# Exercise instructions
What you return should match every record exactly, with the images removed.

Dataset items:
..............................

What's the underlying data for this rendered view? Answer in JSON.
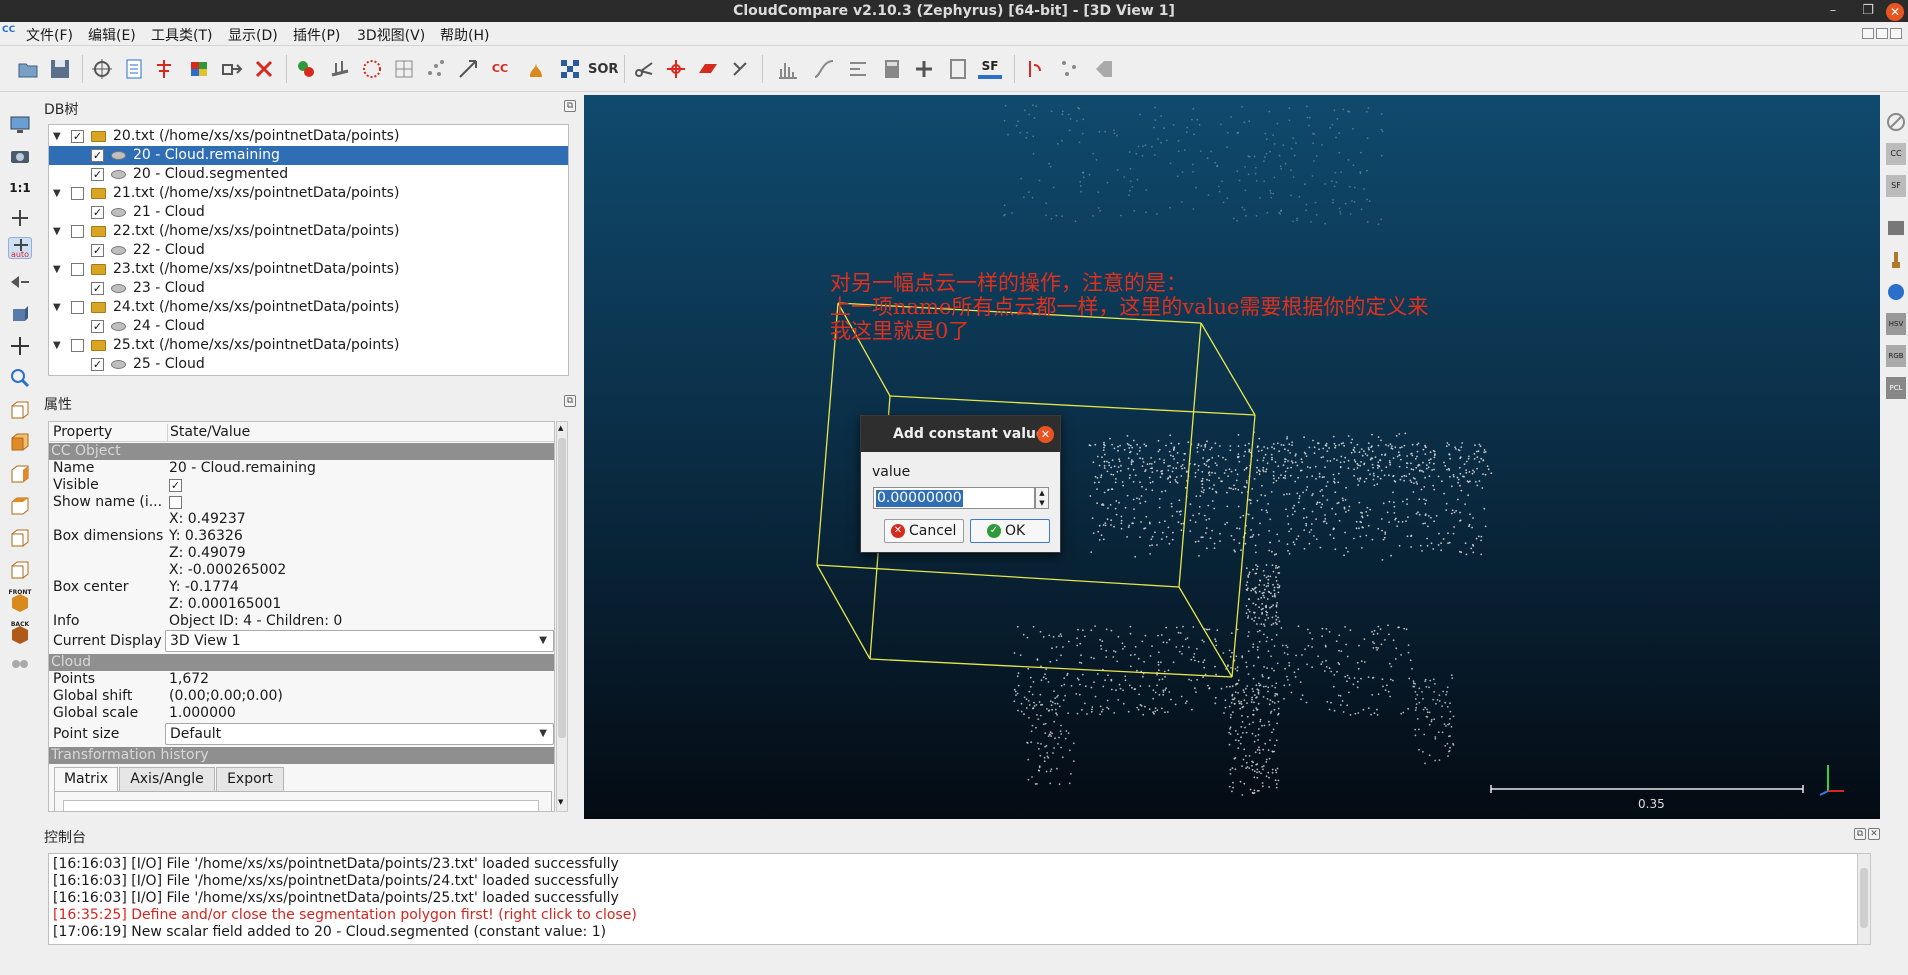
{
  "window": {
    "title": "CloudCompare v2.10.3 (Zephyrus) [64-bit] - [3D View 1]",
    "min_glyph": "–",
    "restore_glyph": "❐",
    "close_glyph": "✕"
  },
  "menubar": {
    "logo_glyph": "CC",
    "items": [
      "文件(F)",
      "编辑(E)",
      "工具类(T)",
      "显示(D)",
      "插件(P)",
      "3D视图(V)",
      "帮助(H)"
    ]
  },
  "toolbar": {
    "scale_button_label": "1:1",
    "icon_captions": {
      "cc": "CC",
      "sor": "SOR",
      "sf": "SF",
      "auto": "auto",
      "front": "FRONT",
      "back": "BACK",
      "cc_small": "CC",
      "sf_small": "SF",
      "hsv": "HSV",
      "rgb": "RGB",
      "pcl": "PCL"
    },
    "colors": {
      "red": "#d62a1e",
      "blue": "#2a6fc9",
      "green": "#2f9a3b",
      "orange": "#d98a1c",
      "gray": "#7a7a7a"
    }
  },
  "db_tree": {
    "title": "DB树",
    "float_glyph": "⧉",
    "check_glyph": "✓",
    "expand_glyph": "▼",
    "rows": [
      {
        "label": "20.txt (/home/xs/xs/pointnetData/points)",
        "level": 0,
        "checked": true,
        "type": "folder"
      },
      {
        "label": "20 - Cloud.remaining",
        "level": 1,
        "checked": true,
        "type": "cloud",
        "selected": true
      },
      {
        "label": "20 - Cloud.segmented",
        "level": 1,
        "checked": true,
        "type": "cloud"
      },
      {
        "label": "21.txt (/home/xs/xs/pointnetData/points)",
        "level": 0,
        "checked": false,
        "type": "folder"
      },
      {
        "label": "21 - Cloud",
        "level": 1,
        "checked": true,
        "type": "cloud"
      },
      {
        "label": "22.txt (/home/xs/xs/pointnetData/points)",
        "level": 0,
        "checked": false,
        "type": "folder"
      },
      {
        "label": "22 - Cloud",
        "level": 1,
        "checked": true,
        "type": "cloud"
      },
      {
        "label": "23.txt (/home/xs/xs/pointnetData/points)",
        "level": 0,
        "checked": false,
        "type": "folder"
      },
      {
        "label": "23 - Cloud",
        "level": 1,
        "checked": true,
        "type": "cloud"
      },
      {
        "label": "24.txt (/home/xs/xs/pointnetData/points)",
        "level": 0,
        "checked": false,
        "type": "folder"
      },
      {
        "label": "24 - Cloud",
        "level": 1,
        "checked": true,
        "type": "cloud"
      },
      {
        "label": "25.txt (/home/xs/xs/pointnetData/points)",
        "level": 0,
        "checked": false,
        "type": "folder"
      },
      {
        "label": "25 - Cloud",
        "level": 1,
        "checked": true,
        "type": "cloud"
      }
    ]
  },
  "properties": {
    "title": "属性",
    "header_property": "Property",
    "header_value": "State/Value",
    "sec_cc_object": "CC Object",
    "name_key": "Name",
    "name_val": "20 - Cloud.remaining",
    "visible_key": "Visible",
    "showname_key": "Show name (i...",
    "boxdim_key": "Box dimensions",
    "boxdim_x": "X: 0.49237",
    "boxdim_y": "Y: 0.36326",
    "boxdim_z": "Z: 0.49079",
    "boxcenter_key": "Box center",
    "boxcenter_x": "X: -0.000265002",
    "boxcenter_y": "Y: -0.1774",
    "boxcenter_z": "Z: 0.000165001",
    "info_key": "Info",
    "info_val": "Object ID: 4 - Children: 0",
    "display_key": "Current Display",
    "display_val": "3D View 1",
    "sec_cloud": "Cloud",
    "points_key": "Points",
    "points_val": "1,672",
    "gshift_key": "Global shift",
    "gshift_val": "(0.00;0.00;0.00)",
    "gscale_key": "Global scale",
    "gscale_val": "1.000000",
    "psize_key": "Point size",
    "psize_val": "Default",
    "sec_transform": "Transformation history",
    "tabs": [
      "Matrix",
      "Axis/Angle",
      "Export"
    ],
    "dd_glyph": "▼"
  },
  "view3d": {
    "annotation_line1": "对另一幅点云一样的操作，注意的是：",
    "annotation_line2": "上一项name所有点云都一样，这里的value需要根据你的定义来",
    "annotation_line3": "我这里就是0了",
    "scale_label": "0.35",
    "colors": {
      "box": "#e6e64a",
      "points": "#d8d8d8",
      "annotation": "#e0301c"
    }
  },
  "dialog": {
    "title": "Add constant value",
    "close_glyph": "✕",
    "field_label": "value",
    "value": "0.00000000",
    "spin_up": "▲",
    "spin_down": "▼",
    "cancel_label": "Cancel",
    "ok_label": "OK",
    "cancel_glyph": "✕",
    "ok_glyph": "✓"
  },
  "console": {
    "title": "控制台",
    "lines": [
      {
        "text": "[16:16:03] [I/O] File '/home/xs/xs/pointnetData/points/23.txt' loaded successfully",
        "error": false
      },
      {
        "text": "[16:16:03] [I/O] File '/home/xs/xs/pointnetData/points/24.txt' loaded successfully",
        "error": false
      },
      {
        "text": "[16:16:03] [I/O] File '/home/xs/xs/pointnetData/points/25.txt' loaded successfully",
        "error": false
      },
      {
        "text": "[16:35:25] Define and/or close the segmentation polygon first! (right click to close)",
        "error": true
      },
      {
        "text": "[17:06:19] New scalar field added to 20 - Cloud.segmented (constant value: 1)",
        "error": false
      }
    ]
  }
}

..............................

# Correct answer
What's the underlying data for this rendered view? Answer in JSON.
{
  "window": {
    "title": "CloudCompare v2.10.3 (Zephyrus) [64-bit] - [3D View 1]",
    "min_glyph": "–",
    "restore_glyph": "❐",
    "close_glyph": "✕"
  },
  "menubar": {
    "logo_glyph": "CC",
    "items": [
      "文件(F)",
      "编辑(E)",
      "工具类(T)",
      "显示(D)",
      "插件(P)",
      "3D视图(V)",
      "帮助(H)"
    ]
  },
  "toolbar": {
    "scale_button_label": "1:1",
    "icon_captions": {
      "cc": "CC",
      "sor": "SOR",
      "sf": "SF",
      "auto": "auto",
      "front": "FRONT",
      "back": "BACK",
      "cc_small": "CC",
      "sf_small": "SF",
      "hsv": "HSV",
      "rgb": "RGB",
      "pcl": "PCL"
    },
    "colors": {
      "red": "#d62a1e",
      "blue": "#2a6fc9",
      "green": "#2f9a3b",
      "orange": "#d98a1c",
      "gray": "#7a7a7a"
    }
  },
  "db_tree": {
    "title": "DB树",
    "float_glyph": "⧉",
    "check_glyph": "✓",
    "expand_glyph": "▼",
    "rows": [
      {
        "label": "20.txt (/home/xs/xs/pointnetData/points)",
        "level": 0,
        "checked": true,
        "type": "folder"
      },
      {
        "label": "20 - Cloud.remaining",
        "level": 1,
        "checked": true,
        "type": "cloud",
        "selected": true
      },
      {
        "label": "20 - Cloud.segmented",
        "level": 1,
        "checked": true,
        "type": "cloud"
      },
      {
        "label": "21.txt (/home/xs/xs/pointnetData/points)",
        "level": 0,
        "checked": false,
        "type": "folder"
      },
      {
        "label": "21 - Cloud",
        "level": 1,
        "checked": true,
        "type": "cloud"
      },
      {
        "label": "22.txt (/home/xs/xs/pointnetData/points)",
        "level": 0,
        "checked": false,
        "type": "folder"
      },
      {
        "label": "22 - Cloud",
        "level": 1,
        "checked": true,
        "type": "cloud"
      },
      {
        "label": "23.txt (/home/xs/xs/pointnetData/points)",
        "level": 0,
        "checked": false,
        "type": "folder"
      },
      {
        "label": "23 - Cloud",
        "level": 1,
        "checked": true,
        "type": "cloud"
      },
      {
        "label": "24.txt (/home/xs/xs/pointnetData/points)",
        "level": 0,
        "checked": false,
        "type": "folder"
      },
      {
        "label": "24 - Cloud",
        "level": 1,
        "checked": true,
        "type": "cloud"
      },
      {
        "label": "25.txt (/home/xs/xs/pointnetData/points)",
        "level": 0,
        "checked": false,
        "type": "folder"
      },
      {
        "label": "25 - Cloud",
        "level": 1,
        "checked": true,
        "type": "cloud"
      }
    ]
  },
  "properties": {
    "title": "属性",
    "header_property": "Property",
    "header_value": "State/Value",
    "sec_cc_object": "CC Object",
    "name_key": "Name",
    "name_val": "20 - Cloud.remaining",
    "visible_key": "Visible",
    "showname_key": "Show name (i...",
    "boxdim_key": "Box dimensions",
    "boxdim_x": "X: 0.49237",
    "boxdim_y": "Y: 0.36326",
    "boxdim_z": "Z: 0.49079",
    "boxcenter_key": "Box center",
    "boxcenter_x": "X: -0.000265002",
    "boxcenter_y": "Y: -0.1774",
    "boxcenter_z": "Z: 0.000165001",
    "info_key": "Info",
    "info_val": "Object ID: 4 - Children: 0",
    "display_key": "Current Display",
    "display_val": "3D View 1",
    "sec_cloud": "Cloud",
    "points_key": "Points",
    "points_val": "1,672",
    "gshift_key": "Global shift",
    "gshift_val": "(0.00;0.00;0.00)",
    "gscale_key": "Global scale",
    "gscale_val": "1.000000",
    "psize_key": "Point size",
    "psize_val": "Default",
    "sec_transform": "Transformation history",
    "tabs": [
      "Matrix",
      "Axis/Angle",
      "Export"
    ],
    "dd_glyph": "▼"
  },
  "view3d": {
    "annotation_line1": "对另一幅点云一样的操作，注意的是：",
    "annotation_line2": "上一项name所有点云都一样，这里的value需要根据你的定义来",
    "annotation_line3": "我这里就是0了",
    "scale_label": "0.35",
    "colors": {
      "box": "#e6e64a",
      "points": "#d8d8d8",
      "annotation": "#e0301c"
    }
  },
  "dialog": {
    "title": "Add constant value",
    "close_glyph": "✕",
    "field_label": "value",
    "value": "0.00000000",
    "spin_up": "▲",
    "spin_down": "▼",
    "cancel_label": "Cancel",
    "ok_label": "OK",
    "cancel_glyph": "✕",
    "ok_glyph": "✓"
  },
  "console": {
    "title": "控制台",
    "lines": [
      {
        "text": "[16:16:03] [I/O] File '/home/xs/xs/pointnetData/points/23.txt' loaded successfully",
        "error": false
      },
      {
        "text": "[16:16:03] [I/O] File '/home/xs/xs/pointnetData/points/24.txt' loaded successfully",
        "error": false
      },
      {
        "text": "[16:16:03] [I/O] File '/home/xs/xs/pointnetData/points/25.txt' loaded successfully",
        "error": false
      },
      {
        "text": "[16:35:25] Define and/or close the segmentation polygon first! (right click to close)",
        "error": true
      },
      {
        "text": "[17:06:19] New scalar field added to 20 - Cloud.segmented (constant value: 1)",
        "error": false
      }
    ]
  }
}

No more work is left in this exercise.